Start of GIVEN DATA

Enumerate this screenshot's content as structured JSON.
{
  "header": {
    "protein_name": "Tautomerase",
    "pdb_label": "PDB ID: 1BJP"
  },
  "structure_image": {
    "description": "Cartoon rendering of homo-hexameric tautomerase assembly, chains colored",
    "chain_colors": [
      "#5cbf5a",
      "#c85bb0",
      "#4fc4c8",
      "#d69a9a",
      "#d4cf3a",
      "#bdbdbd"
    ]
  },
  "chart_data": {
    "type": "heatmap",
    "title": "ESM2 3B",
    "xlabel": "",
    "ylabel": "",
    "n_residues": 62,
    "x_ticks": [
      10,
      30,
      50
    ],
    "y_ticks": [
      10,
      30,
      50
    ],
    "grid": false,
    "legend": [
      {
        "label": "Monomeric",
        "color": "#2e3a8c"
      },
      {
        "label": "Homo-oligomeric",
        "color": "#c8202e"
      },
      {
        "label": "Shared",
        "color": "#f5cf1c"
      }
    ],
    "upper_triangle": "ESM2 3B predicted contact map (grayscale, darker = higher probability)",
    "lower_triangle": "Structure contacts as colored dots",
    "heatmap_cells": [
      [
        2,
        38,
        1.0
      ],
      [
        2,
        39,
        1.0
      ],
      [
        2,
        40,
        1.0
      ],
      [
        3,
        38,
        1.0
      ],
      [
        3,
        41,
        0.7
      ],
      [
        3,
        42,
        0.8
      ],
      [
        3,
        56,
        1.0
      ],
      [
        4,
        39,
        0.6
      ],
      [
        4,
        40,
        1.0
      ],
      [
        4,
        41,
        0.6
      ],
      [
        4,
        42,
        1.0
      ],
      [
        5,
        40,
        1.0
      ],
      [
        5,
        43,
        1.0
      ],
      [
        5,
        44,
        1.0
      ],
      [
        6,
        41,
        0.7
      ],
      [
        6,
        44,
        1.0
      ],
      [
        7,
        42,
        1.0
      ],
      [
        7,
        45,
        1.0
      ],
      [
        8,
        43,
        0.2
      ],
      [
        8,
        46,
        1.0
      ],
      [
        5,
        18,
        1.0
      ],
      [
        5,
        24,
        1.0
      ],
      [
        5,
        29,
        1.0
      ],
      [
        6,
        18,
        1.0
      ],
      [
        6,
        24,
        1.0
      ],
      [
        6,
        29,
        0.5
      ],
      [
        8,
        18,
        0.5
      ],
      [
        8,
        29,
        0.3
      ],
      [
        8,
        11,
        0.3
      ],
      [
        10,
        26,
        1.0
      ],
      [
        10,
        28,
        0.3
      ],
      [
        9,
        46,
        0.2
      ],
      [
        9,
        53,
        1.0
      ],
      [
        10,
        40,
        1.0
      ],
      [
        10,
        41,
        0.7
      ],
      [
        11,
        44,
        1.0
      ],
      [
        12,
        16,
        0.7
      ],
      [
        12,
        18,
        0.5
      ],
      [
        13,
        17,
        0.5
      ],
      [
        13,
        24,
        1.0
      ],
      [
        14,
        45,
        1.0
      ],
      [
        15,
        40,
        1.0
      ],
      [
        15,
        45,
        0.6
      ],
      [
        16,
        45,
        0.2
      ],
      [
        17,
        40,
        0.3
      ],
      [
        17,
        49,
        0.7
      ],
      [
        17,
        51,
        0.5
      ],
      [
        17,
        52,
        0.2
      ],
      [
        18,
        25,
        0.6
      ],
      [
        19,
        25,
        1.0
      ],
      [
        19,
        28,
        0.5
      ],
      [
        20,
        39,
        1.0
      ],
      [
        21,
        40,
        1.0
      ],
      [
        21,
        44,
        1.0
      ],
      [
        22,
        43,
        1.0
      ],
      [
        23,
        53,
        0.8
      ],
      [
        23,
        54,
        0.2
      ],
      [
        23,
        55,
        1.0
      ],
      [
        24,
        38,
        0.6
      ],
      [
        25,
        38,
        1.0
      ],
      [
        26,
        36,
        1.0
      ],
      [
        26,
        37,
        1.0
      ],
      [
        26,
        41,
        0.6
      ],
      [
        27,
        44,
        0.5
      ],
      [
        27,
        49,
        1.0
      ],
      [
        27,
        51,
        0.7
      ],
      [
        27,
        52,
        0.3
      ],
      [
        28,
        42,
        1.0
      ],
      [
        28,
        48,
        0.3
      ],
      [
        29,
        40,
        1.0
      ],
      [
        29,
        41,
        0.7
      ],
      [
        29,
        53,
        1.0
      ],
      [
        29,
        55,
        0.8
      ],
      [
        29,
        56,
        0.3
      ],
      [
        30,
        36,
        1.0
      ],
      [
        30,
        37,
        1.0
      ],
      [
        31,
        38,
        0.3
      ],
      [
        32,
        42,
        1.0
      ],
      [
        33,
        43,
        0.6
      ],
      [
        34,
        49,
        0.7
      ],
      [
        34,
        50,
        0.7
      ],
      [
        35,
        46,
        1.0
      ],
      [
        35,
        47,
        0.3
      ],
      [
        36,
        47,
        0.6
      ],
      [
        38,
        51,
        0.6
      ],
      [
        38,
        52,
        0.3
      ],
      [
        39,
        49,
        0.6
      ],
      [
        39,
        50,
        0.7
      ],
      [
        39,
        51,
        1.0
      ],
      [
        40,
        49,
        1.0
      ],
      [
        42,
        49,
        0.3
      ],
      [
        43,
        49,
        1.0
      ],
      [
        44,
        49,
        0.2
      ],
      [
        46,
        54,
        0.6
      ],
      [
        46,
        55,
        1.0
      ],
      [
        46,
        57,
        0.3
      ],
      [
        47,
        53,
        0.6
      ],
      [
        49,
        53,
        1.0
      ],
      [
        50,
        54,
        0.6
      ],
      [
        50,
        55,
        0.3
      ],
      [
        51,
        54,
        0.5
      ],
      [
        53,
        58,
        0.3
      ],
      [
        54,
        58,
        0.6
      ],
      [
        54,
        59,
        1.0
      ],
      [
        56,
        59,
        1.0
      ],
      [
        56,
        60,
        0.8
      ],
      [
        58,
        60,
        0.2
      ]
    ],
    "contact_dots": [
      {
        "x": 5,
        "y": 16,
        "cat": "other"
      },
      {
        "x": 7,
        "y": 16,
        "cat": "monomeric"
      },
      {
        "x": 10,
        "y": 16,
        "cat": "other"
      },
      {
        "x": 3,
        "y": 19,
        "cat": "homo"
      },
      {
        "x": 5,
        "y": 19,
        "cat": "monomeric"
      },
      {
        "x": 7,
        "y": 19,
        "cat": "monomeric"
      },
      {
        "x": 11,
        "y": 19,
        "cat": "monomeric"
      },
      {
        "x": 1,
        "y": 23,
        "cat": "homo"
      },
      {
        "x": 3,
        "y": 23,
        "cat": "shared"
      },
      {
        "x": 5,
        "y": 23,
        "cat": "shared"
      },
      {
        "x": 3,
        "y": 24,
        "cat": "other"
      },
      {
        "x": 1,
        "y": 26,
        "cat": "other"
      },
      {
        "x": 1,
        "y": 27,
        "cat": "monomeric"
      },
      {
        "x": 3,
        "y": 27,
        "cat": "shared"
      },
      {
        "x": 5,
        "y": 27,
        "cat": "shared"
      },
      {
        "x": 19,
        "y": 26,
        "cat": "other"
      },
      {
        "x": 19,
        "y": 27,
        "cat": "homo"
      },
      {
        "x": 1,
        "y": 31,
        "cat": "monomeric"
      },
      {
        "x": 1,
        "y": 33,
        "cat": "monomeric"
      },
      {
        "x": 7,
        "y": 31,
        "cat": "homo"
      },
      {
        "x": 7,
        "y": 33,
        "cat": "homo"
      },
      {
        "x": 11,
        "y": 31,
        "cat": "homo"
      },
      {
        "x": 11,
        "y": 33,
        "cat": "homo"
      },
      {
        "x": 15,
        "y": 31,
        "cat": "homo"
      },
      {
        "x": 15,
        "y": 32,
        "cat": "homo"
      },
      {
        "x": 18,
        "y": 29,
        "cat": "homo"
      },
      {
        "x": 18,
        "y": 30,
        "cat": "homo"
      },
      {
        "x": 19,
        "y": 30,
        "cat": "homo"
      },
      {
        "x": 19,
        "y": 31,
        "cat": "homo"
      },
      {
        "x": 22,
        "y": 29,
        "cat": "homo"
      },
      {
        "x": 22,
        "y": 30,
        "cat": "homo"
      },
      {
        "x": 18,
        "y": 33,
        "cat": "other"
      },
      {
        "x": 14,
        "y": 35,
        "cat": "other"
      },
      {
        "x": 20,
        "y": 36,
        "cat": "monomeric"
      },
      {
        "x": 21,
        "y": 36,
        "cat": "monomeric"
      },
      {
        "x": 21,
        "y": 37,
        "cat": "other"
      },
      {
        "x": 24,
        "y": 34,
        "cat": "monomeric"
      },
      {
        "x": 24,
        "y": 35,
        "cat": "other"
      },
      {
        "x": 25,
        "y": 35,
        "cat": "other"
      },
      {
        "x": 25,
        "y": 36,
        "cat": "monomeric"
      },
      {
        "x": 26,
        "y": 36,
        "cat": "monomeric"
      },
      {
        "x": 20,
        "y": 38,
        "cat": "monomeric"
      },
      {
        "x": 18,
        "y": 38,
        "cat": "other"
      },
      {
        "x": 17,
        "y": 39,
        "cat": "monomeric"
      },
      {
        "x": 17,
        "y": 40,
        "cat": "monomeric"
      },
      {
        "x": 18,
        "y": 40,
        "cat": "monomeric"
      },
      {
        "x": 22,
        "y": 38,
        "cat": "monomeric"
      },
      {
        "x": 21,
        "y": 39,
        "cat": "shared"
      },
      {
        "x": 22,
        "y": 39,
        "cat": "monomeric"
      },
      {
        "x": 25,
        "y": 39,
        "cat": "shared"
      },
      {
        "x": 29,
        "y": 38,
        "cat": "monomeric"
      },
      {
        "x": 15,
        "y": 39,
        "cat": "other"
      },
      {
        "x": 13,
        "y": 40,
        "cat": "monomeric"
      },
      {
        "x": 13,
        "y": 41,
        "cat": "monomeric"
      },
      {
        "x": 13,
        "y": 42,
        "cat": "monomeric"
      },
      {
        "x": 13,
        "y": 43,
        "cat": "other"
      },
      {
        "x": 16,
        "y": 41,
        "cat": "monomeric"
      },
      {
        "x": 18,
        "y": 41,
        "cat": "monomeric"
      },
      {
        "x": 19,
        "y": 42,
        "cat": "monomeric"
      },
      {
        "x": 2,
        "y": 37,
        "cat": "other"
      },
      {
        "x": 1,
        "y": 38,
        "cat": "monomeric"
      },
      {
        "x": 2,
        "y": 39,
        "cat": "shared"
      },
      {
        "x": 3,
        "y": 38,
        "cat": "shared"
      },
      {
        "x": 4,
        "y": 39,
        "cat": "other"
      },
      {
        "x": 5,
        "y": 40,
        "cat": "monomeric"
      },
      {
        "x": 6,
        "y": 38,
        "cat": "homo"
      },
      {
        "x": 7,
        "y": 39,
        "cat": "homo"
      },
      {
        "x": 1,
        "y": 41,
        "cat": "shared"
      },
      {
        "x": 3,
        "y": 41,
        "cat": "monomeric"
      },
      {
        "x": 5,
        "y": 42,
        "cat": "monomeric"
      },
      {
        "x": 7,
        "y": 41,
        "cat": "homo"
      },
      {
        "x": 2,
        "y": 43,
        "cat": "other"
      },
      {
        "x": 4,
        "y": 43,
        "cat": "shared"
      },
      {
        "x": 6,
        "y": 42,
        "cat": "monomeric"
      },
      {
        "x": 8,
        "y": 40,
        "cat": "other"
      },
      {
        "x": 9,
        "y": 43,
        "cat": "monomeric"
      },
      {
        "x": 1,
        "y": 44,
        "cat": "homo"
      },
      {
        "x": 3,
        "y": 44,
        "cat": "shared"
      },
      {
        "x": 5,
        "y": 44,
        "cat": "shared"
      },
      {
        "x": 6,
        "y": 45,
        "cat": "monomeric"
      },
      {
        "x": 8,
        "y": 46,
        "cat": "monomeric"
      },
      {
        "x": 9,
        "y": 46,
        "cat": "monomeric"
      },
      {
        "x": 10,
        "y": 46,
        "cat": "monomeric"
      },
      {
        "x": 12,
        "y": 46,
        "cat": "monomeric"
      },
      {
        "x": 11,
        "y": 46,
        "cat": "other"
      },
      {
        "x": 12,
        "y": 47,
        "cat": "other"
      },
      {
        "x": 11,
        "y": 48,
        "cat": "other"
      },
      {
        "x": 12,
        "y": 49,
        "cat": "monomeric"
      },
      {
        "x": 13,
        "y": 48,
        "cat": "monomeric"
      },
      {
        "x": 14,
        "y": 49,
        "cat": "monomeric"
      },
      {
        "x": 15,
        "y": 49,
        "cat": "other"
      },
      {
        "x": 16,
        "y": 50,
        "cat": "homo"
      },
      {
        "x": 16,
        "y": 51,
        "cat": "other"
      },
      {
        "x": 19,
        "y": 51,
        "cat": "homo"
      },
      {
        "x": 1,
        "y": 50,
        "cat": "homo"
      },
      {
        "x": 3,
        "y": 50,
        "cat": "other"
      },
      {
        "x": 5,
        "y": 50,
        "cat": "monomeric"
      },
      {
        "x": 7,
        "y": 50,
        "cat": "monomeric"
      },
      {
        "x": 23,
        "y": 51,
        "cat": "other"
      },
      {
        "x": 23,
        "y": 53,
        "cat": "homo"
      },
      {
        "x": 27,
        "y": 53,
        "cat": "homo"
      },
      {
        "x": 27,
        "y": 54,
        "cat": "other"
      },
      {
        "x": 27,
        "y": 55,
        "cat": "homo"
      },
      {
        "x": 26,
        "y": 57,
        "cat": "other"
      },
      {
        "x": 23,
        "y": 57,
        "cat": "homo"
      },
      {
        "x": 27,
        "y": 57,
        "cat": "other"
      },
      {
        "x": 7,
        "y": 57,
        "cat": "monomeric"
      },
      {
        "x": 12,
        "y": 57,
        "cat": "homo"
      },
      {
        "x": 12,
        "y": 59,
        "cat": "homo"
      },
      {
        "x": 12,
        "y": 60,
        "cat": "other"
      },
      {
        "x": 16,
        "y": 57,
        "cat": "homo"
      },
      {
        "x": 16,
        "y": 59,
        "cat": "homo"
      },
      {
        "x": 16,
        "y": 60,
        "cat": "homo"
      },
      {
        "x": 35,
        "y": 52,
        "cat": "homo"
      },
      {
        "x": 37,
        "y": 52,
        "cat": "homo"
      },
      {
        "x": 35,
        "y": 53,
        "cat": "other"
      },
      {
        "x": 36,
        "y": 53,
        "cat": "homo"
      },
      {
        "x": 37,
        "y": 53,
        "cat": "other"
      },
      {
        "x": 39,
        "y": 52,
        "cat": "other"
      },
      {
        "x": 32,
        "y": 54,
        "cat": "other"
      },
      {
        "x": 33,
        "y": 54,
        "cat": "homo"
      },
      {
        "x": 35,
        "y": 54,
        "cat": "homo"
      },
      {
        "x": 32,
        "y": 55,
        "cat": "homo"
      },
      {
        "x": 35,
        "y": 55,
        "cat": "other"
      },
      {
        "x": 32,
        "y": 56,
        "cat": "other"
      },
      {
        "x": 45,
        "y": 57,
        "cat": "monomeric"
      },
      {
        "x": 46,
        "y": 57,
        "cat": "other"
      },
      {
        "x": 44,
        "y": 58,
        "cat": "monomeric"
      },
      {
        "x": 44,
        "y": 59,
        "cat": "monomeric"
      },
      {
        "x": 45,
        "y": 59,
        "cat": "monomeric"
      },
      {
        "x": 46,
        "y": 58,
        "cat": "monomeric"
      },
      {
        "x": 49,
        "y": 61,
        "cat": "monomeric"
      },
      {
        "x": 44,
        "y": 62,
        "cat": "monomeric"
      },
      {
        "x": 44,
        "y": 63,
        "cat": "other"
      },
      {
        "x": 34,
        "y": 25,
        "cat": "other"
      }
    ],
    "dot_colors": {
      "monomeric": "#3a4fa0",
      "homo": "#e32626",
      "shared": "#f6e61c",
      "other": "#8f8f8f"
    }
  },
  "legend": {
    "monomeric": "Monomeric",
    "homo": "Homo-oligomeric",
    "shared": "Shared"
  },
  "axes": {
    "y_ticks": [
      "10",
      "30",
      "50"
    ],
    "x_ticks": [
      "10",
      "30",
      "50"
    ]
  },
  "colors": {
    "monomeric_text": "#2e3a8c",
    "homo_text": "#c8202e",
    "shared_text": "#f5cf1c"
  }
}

End of GIVEN DATA

**INSTRUCTIONS FOR THE TASK**:
Nothing but a number should be given: the count of lines above that hold "colored".

**WRITTEN SOLUTION**:
2